- **EXCERPTED RECORDS**
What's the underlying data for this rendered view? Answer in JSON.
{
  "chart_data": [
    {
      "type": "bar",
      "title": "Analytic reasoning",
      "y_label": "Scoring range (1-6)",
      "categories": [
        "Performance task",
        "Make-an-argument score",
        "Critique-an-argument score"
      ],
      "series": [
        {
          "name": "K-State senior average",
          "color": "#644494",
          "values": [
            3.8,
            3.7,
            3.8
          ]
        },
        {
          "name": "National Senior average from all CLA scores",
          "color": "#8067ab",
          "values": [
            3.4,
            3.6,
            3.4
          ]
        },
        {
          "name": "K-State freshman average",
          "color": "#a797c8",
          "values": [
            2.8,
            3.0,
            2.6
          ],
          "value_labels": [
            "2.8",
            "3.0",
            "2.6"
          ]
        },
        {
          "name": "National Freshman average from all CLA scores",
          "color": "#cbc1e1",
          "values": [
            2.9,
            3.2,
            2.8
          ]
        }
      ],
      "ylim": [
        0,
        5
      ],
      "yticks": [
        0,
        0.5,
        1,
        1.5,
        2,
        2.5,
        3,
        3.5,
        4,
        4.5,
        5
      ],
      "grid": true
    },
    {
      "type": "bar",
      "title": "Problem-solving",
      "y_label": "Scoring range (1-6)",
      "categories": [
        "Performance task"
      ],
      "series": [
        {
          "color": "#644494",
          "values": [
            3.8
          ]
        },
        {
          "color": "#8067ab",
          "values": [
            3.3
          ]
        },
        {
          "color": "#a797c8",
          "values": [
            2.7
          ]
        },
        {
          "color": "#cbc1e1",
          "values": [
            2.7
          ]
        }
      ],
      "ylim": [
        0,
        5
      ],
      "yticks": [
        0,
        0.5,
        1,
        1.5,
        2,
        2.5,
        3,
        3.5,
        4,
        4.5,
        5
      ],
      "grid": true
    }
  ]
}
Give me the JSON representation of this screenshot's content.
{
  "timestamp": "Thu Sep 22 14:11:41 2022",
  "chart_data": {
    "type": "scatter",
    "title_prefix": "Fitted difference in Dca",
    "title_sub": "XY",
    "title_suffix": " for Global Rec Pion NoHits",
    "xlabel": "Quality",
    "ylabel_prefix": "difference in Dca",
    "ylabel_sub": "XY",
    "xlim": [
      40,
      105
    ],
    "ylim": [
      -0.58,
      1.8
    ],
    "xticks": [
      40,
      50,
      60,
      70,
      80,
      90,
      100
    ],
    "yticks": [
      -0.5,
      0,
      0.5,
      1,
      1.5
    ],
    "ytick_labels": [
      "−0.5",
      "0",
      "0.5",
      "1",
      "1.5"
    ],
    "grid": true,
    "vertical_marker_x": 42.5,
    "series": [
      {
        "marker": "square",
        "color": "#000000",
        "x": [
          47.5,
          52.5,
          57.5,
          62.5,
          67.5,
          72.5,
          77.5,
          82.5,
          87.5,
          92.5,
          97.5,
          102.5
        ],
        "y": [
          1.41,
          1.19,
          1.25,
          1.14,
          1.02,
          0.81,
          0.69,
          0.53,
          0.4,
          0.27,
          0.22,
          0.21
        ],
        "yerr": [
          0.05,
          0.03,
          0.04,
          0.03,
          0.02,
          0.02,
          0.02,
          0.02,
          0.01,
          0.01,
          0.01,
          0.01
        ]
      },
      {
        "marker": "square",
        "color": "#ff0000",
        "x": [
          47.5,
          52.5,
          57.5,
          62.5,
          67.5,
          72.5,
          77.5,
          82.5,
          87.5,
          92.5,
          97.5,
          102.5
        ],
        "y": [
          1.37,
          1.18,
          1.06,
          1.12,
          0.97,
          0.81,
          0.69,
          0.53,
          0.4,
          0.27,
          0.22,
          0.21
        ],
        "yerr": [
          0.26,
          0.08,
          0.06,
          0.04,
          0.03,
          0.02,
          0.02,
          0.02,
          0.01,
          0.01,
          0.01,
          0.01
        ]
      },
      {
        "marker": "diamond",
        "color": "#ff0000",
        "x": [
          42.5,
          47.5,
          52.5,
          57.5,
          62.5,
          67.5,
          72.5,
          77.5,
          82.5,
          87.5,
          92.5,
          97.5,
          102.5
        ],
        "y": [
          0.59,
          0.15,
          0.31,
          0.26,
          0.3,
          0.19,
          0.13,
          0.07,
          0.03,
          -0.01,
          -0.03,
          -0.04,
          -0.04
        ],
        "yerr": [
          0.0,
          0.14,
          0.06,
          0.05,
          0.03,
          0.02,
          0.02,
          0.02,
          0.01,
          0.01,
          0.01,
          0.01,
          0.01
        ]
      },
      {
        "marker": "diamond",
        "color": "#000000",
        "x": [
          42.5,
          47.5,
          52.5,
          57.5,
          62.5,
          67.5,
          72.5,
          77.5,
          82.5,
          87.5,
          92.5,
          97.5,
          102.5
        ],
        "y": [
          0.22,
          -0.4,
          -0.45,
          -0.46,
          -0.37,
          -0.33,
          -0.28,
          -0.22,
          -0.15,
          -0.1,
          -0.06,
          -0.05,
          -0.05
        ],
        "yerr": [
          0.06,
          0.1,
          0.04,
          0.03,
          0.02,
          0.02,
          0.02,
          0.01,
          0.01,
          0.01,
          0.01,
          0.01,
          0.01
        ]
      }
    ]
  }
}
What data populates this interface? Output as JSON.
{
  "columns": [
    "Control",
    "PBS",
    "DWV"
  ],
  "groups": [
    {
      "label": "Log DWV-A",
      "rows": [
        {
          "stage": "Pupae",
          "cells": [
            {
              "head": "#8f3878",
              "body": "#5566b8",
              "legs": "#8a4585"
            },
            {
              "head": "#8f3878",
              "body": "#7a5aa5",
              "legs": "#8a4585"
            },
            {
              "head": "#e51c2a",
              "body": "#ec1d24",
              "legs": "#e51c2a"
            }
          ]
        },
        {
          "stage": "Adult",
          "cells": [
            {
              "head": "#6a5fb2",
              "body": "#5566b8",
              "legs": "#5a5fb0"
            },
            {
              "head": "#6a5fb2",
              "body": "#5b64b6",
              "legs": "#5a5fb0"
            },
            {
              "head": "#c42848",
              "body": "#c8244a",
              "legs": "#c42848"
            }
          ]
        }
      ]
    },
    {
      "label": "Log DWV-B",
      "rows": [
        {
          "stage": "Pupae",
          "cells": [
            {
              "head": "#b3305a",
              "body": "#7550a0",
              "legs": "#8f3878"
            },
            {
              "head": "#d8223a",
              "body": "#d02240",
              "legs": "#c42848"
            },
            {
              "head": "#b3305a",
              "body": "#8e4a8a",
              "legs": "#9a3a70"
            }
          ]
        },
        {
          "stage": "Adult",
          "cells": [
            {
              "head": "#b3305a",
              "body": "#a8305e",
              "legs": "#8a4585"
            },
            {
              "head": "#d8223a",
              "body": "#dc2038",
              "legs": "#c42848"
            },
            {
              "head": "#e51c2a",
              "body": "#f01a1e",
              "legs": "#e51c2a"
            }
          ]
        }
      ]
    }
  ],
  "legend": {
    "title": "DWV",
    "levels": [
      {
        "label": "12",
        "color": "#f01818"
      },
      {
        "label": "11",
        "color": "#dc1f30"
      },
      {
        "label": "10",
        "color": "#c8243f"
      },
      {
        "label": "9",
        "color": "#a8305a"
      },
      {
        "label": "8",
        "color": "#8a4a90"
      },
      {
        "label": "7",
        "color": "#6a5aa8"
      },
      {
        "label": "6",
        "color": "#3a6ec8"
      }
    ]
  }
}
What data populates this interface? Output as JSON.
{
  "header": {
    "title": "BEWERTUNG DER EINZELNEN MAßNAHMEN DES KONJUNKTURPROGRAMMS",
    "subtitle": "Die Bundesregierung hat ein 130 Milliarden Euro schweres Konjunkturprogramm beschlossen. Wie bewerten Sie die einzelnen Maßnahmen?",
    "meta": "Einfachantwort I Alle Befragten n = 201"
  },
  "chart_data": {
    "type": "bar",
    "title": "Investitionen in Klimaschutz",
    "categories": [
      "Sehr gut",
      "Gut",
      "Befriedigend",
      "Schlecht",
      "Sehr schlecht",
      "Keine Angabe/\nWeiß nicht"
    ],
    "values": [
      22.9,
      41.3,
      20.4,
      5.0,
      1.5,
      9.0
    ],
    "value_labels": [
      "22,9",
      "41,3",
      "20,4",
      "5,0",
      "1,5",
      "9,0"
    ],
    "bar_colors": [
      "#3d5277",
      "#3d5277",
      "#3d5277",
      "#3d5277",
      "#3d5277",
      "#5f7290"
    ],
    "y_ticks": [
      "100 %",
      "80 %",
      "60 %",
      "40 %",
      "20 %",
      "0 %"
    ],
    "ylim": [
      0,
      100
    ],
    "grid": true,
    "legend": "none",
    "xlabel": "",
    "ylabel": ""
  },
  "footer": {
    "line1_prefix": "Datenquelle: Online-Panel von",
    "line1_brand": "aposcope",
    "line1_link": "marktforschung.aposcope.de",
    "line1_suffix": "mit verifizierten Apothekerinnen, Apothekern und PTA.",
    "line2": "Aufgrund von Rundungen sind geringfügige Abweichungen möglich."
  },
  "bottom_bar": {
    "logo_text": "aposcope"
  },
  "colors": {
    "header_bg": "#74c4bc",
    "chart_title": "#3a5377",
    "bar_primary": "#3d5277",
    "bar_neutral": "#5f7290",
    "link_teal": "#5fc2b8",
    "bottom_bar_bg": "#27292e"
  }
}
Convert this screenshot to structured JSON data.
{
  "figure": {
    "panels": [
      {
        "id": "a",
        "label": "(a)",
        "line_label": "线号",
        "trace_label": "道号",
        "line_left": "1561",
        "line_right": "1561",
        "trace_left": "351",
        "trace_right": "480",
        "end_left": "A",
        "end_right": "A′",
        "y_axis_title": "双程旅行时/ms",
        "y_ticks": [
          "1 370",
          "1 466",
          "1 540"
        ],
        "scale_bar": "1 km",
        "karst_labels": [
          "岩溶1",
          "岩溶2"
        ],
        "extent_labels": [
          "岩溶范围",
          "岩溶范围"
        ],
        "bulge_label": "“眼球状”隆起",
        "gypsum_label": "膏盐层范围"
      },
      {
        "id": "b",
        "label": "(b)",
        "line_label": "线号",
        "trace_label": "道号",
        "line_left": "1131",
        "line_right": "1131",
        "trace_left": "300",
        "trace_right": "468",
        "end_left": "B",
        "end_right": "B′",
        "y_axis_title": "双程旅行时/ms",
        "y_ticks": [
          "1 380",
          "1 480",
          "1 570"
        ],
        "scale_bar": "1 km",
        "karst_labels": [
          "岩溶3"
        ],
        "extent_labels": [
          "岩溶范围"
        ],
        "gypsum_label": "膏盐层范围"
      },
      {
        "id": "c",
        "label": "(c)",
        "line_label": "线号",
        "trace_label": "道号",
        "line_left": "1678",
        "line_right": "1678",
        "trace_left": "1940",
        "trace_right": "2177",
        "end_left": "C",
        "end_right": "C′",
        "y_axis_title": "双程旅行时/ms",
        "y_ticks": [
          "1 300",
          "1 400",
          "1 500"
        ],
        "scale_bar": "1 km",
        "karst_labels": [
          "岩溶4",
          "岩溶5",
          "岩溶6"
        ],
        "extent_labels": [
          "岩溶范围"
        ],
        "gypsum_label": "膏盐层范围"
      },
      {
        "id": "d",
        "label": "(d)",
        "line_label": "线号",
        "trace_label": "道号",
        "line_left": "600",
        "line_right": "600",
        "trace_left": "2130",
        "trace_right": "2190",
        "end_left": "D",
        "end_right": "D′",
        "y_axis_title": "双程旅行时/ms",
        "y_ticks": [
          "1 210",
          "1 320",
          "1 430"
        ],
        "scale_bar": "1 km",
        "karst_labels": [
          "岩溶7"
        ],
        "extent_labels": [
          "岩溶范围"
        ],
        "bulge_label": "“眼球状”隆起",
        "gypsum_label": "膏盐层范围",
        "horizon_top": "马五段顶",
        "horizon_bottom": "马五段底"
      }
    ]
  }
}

- **TASK DIRECTIONS**
Find how many lines in the listing hold "National", and reply with that number only.

- **EXPECTED OUTPUT**
2